#### DATASET ROWS

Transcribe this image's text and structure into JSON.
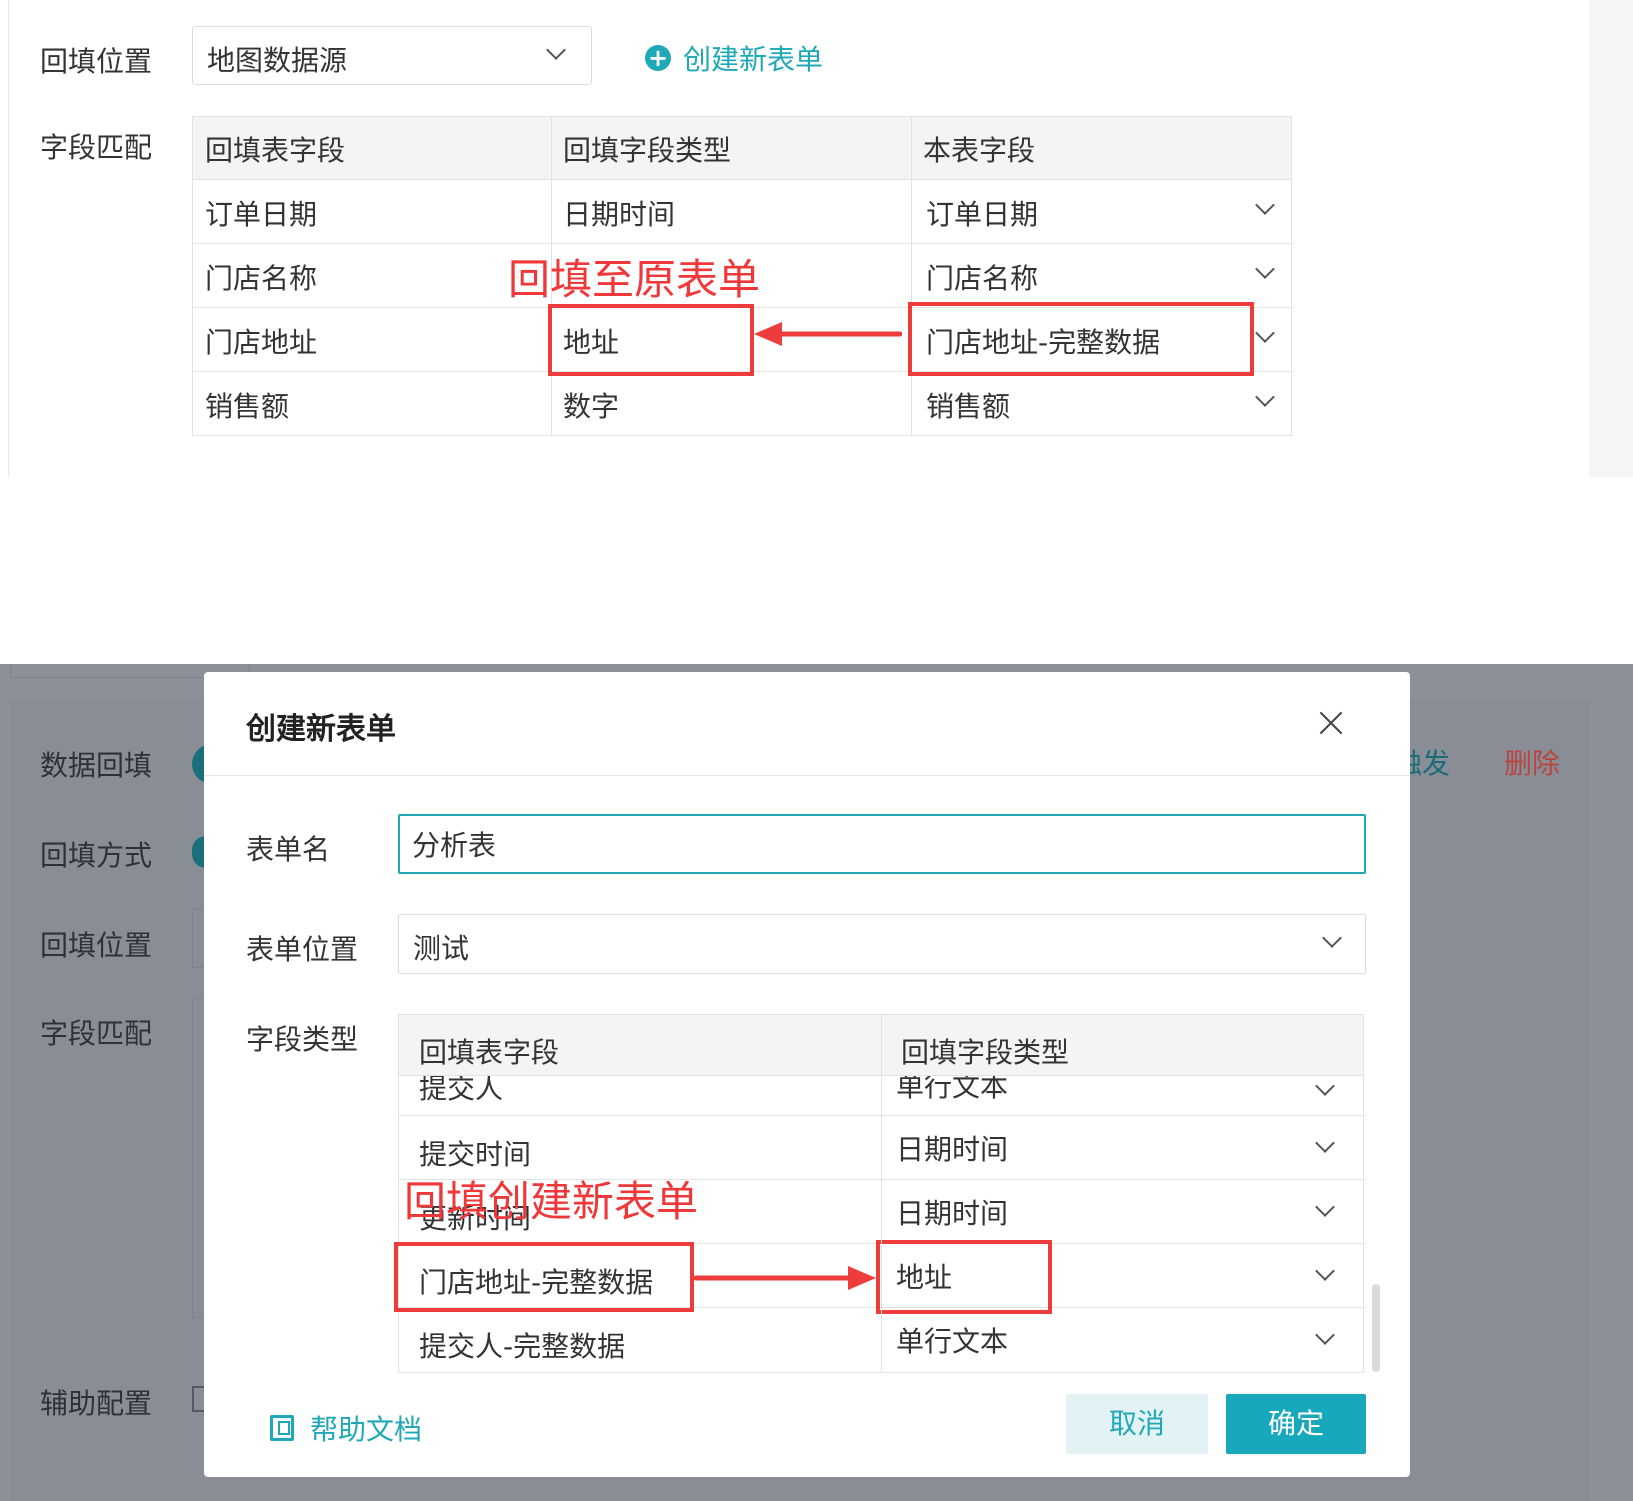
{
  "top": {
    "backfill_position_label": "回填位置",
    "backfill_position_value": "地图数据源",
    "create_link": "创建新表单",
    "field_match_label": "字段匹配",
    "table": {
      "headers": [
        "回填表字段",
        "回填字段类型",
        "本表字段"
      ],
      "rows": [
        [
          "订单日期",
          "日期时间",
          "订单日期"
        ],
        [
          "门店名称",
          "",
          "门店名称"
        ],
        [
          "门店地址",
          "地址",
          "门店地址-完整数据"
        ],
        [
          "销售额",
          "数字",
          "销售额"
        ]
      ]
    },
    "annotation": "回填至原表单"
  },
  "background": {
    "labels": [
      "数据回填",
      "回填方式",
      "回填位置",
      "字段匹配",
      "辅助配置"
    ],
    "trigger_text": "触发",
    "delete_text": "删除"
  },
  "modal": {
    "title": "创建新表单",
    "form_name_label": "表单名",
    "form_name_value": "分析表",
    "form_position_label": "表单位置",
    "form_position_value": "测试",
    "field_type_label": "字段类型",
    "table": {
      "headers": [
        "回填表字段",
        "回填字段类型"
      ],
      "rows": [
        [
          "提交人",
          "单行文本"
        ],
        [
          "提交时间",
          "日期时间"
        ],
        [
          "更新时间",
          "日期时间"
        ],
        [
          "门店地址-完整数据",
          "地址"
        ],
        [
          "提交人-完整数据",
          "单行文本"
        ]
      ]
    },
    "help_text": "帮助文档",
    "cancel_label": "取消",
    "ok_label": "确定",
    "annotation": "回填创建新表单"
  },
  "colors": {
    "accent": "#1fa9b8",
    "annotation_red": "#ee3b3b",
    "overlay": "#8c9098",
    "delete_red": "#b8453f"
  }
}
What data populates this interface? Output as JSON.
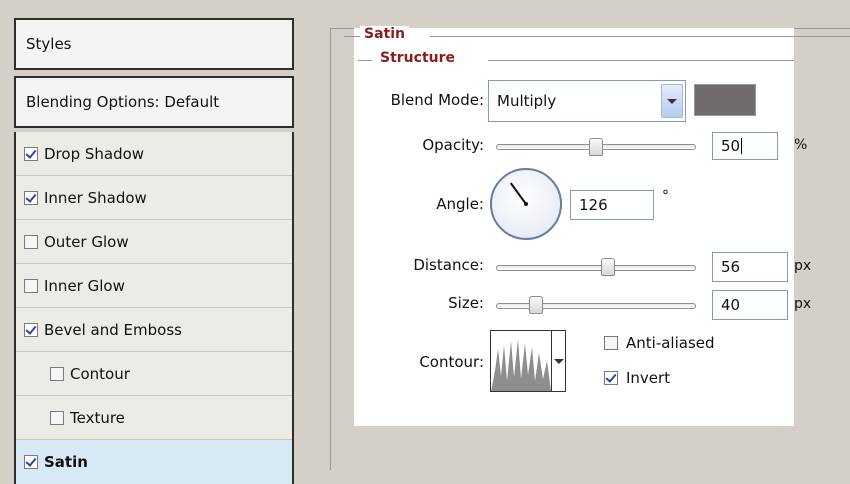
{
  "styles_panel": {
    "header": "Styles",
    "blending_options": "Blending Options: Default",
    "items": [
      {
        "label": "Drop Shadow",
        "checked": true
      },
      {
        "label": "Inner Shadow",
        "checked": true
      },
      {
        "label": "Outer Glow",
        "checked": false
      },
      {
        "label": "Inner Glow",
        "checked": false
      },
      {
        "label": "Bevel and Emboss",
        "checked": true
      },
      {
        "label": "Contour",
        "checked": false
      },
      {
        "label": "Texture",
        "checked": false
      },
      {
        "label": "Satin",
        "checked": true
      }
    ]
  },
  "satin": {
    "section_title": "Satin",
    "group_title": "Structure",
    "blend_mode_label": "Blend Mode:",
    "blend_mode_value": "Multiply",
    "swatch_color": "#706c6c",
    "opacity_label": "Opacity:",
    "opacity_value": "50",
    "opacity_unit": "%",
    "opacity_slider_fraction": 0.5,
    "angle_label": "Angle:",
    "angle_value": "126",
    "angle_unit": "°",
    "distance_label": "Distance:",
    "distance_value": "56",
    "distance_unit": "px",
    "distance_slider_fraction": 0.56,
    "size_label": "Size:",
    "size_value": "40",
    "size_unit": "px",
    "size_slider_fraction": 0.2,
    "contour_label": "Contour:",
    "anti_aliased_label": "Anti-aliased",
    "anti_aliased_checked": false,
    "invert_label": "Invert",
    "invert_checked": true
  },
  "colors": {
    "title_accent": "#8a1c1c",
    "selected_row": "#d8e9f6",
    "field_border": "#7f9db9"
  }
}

########

DO THIS:
What you return should match the records above word for word, minus the pictures.

WRITTEN RESPONSE:
Transcribe this image's text and structure into JSON.
{
  "top": {
    "backfill_position_label": "回填位置",
    "backfill_position_value": "地图数据源",
    "create_link": "创建新表单",
    "field_match_label": "字段匹配",
    "table": {
      "headers": [
        "回填表字段",
        "回填字段类型",
        "本表字段"
      ],
      "rows": [
        [
          "订单日期",
          "日期时间",
          "订单日期"
        ],
        [
          "门店名称",
          "",
          "门店名称"
        ],
        [
          "门店地址",
          "地址",
          "门店地址-完整数据"
        ],
        [
          "销售额",
          "数字",
          "销售额"
        ]
      ]
    },
    "annotation": "回填至原表单"
  },
  "background": {
    "labels": [
      "数据回填",
      "回填方式",
      "回填位置",
      "字段匹配",
      "辅助配置"
    ],
    "trigger_text": "触发",
    "delete_text": "删除"
  },
  "modal": {
    "title": "创建新表单",
    "form_name_label": "表单名",
    "form_name_value": "分析表",
    "form_position_label": "表单位置",
    "form_position_value": "测试",
    "field_type_label": "字段类型",
    "table": {
      "headers": [
        "回填表字段",
        "回填字段类型"
      ],
      "rows": [
        [
          "提交人",
          "单行文本"
        ],
        [
          "提交时间",
          "日期时间"
        ],
        [
          "更新时间",
          "日期时间"
        ],
        [
          "门店地址-完整数据",
          "地址"
        ],
        [
          "提交人-完整数据",
          "单行文本"
        ]
      ]
    },
    "help_text": "帮助文档",
    "cancel_label": "取消",
    "ok_label": "确定",
    "annotation": "回填创建新表单"
  },
  "colors": {
    "accent": "#1fa9b8",
    "annotation_red": "#ee3b3b",
    "overlay": "#8c9098",
    "delete_red": "#b8453f"
  }
}
What data populates this interface? Output as JSON.
{
  "styles_panel": {
    "header": "Styles",
    "blending_options": "Blending Options: Default",
    "items": [
      {
        "label": "Drop Shadow",
        "checked": true
      },
      {
        "label": "Inner Shadow",
        "checked": true
      },
      {
        "label": "Outer Glow",
        "checked": false
      },
      {
        "label": "Inner Glow",
        "checked": false
      },
      {
        "label": "Bevel and Emboss",
        "checked": true
      },
      {
        "label": "Contour",
        "checked": false
      },
      {
        "label": "Texture",
        "checked": false
      },
      {
        "label": "Satin",
        "checked": true
      }
    ]
  },
  "satin": {
    "section_title": "Satin",
    "group_title": "Structure",
    "blend_mode_label": "Blend Mode:",
    "blend_mode_value": "Multiply",
    "swatch_color": "#706c6c",
    "opacity_label": "Opacity:",
    "opacity_value": "50",
    "opacity_unit": "%",
    "opacity_slider_fraction": 0.5,
    "angle_label": "Angle:",
    "angle_value": "126",
    "angle_unit": "°",
    "distance_label": "Distance:",
    "distance_value": "56",
    "distance_unit": "px",
    "distance_slider_fraction": 0.56,
    "size_label": "Size:",
    "size_value": "40",
    "size_unit": "px",
    "size_slider_fraction": 0.2,
    "contour_label": "Contour:",
    "anti_aliased_label": "Anti-aliased",
    "anti_aliased_checked": false,
    "invert_label": "Invert",
    "invert_checked": true
  },
  "colors": {
    "title_accent": "#8a1c1c",
    "selected_row": "#d8e9f6",
    "field_border": "#7f9db9"
  }
}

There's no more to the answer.